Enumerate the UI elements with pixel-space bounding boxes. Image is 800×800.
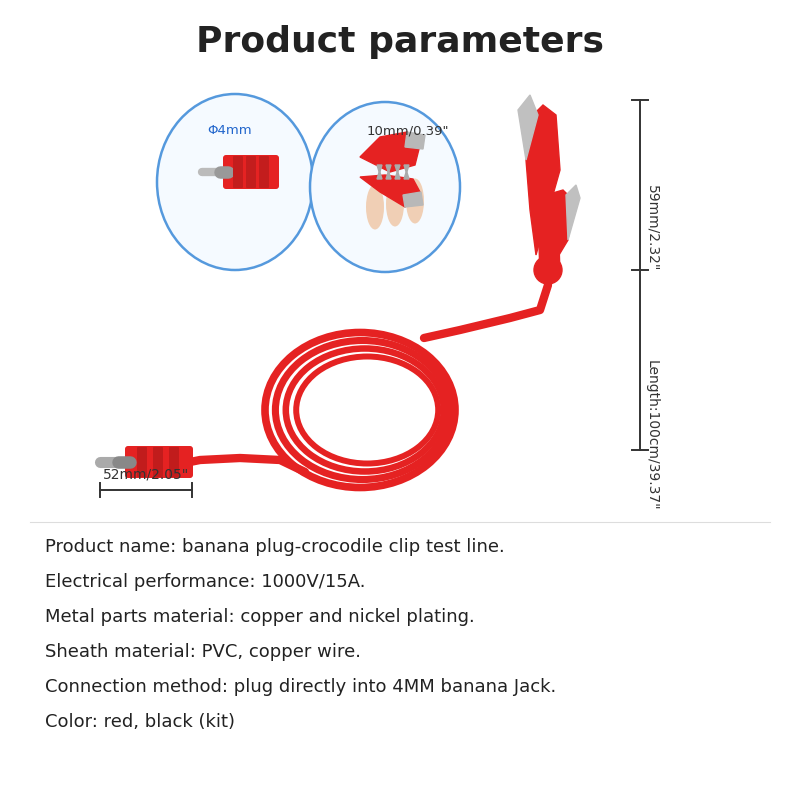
FancyBboxPatch shape [246, 156, 256, 188]
Text: Product name: banana plug-crocodile clip test line.: Product name: banana plug-crocodile clip… [45, 538, 505, 556]
Polygon shape [395, 165, 400, 173]
Text: Length:100cm/39.37": Length:100cm/39.37" [645, 360, 659, 510]
Polygon shape [543, 190, 573, 260]
FancyBboxPatch shape [259, 156, 269, 188]
Polygon shape [386, 171, 391, 179]
FancyBboxPatch shape [223, 155, 279, 189]
FancyBboxPatch shape [125, 446, 193, 478]
Text: Electrical performance: 1000V/15A.: Electrical performance: 1000V/15A. [45, 573, 366, 591]
Circle shape [534, 256, 562, 284]
Ellipse shape [310, 102, 460, 272]
Text: Product parameters: Product parameters [196, 25, 604, 59]
Polygon shape [395, 171, 400, 179]
Polygon shape [538, 210, 560, 275]
FancyBboxPatch shape [137, 447, 147, 477]
Text: Connection method: plug directly into 4MM banana Jack.: Connection method: plug directly into 4M… [45, 678, 556, 696]
Text: Color: red, black (kit): Color: red, black (kit) [45, 713, 235, 731]
Ellipse shape [366, 185, 384, 230]
Polygon shape [566, 185, 580, 240]
Polygon shape [360, 132, 420, 172]
Ellipse shape [406, 178, 424, 223]
Text: 59mm/2.32": 59mm/2.32" [645, 185, 659, 271]
Polygon shape [360, 175, 420, 207]
Polygon shape [386, 165, 391, 173]
Ellipse shape [386, 182, 404, 226]
Text: 52mm/2.05": 52mm/2.05" [103, 467, 189, 481]
FancyBboxPatch shape [153, 447, 163, 477]
Polygon shape [377, 171, 382, 179]
Text: Metal parts material: copper and nickel plating.: Metal parts material: copper and nickel … [45, 608, 474, 626]
Text: 10mm/0.39": 10mm/0.39" [367, 125, 450, 138]
Polygon shape [526, 105, 560, 255]
Text: Sheath material: PVC, copper wire.: Sheath material: PVC, copper wire. [45, 643, 361, 661]
Polygon shape [518, 95, 538, 160]
Ellipse shape [157, 94, 313, 270]
Polygon shape [403, 192, 423, 207]
FancyBboxPatch shape [233, 156, 243, 188]
Polygon shape [405, 132, 425, 149]
Polygon shape [404, 165, 409, 173]
Text: Φ4mm: Φ4mm [207, 124, 252, 137]
FancyBboxPatch shape [169, 447, 179, 477]
Polygon shape [377, 165, 382, 173]
Polygon shape [404, 171, 409, 179]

### Problem details
Copy out every line of the item above verbatim, leaving out the picture.

### Response below
Enumerate the UI elements with pixel-space bounding boxes. Image is 800×800.
FancyBboxPatch shape [246, 156, 256, 188]
Text: Product name: banana plug-crocodile clip test line.: Product name: banana plug-crocodile clip… [45, 538, 505, 556]
Polygon shape [395, 165, 400, 173]
Text: Length:100cm/39.37": Length:100cm/39.37" [645, 360, 659, 510]
Polygon shape [543, 190, 573, 260]
FancyBboxPatch shape [259, 156, 269, 188]
Polygon shape [386, 171, 391, 179]
FancyBboxPatch shape [223, 155, 279, 189]
FancyBboxPatch shape [125, 446, 193, 478]
Text: Electrical performance: 1000V/15A.: Electrical performance: 1000V/15A. [45, 573, 366, 591]
Circle shape [534, 256, 562, 284]
Ellipse shape [310, 102, 460, 272]
Text: Product parameters: Product parameters [196, 25, 604, 59]
Polygon shape [395, 171, 400, 179]
Polygon shape [538, 210, 560, 275]
FancyBboxPatch shape [137, 447, 147, 477]
Text: Connection method: plug directly into 4MM banana Jack.: Connection method: plug directly into 4M… [45, 678, 556, 696]
Text: Color: red, black (kit): Color: red, black (kit) [45, 713, 235, 731]
Ellipse shape [366, 185, 384, 230]
Polygon shape [566, 185, 580, 240]
Polygon shape [360, 132, 420, 172]
Ellipse shape [406, 178, 424, 223]
Text: 59mm/2.32": 59mm/2.32" [645, 185, 659, 271]
Polygon shape [360, 175, 420, 207]
Polygon shape [386, 165, 391, 173]
Ellipse shape [386, 182, 404, 226]
Text: 52mm/2.05": 52mm/2.05" [103, 467, 189, 481]
FancyBboxPatch shape [153, 447, 163, 477]
Polygon shape [377, 171, 382, 179]
Text: Metal parts material: copper and nickel plating.: Metal parts material: copper and nickel … [45, 608, 474, 626]
Text: 10mm/0.39": 10mm/0.39" [367, 125, 450, 138]
Polygon shape [526, 105, 560, 255]
Text: Sheath material: PVC, copper wire.: Sheath material: PVC, copper wire. [45, 643, 361, 661]
Polygon shape [518, 95, 538, 160]
Ellipse shape [157, 94, 313, 270]
Polygon shape [403, 192, 423, 207]
FancyBboxPatch shape [233, 156, 243, 188]
Polygon shape [405, 132, 425, 149]
Polygon shape [404, 165, 409, 173]
Text: Φ4mm: Φ4mm [207, 124, 252, 137]
FancyBboxPatch shape [169, 447, 179, 477]
Polygon shape [377, 165, 382, 173]
Polygon shape [404, 171, 409, 179]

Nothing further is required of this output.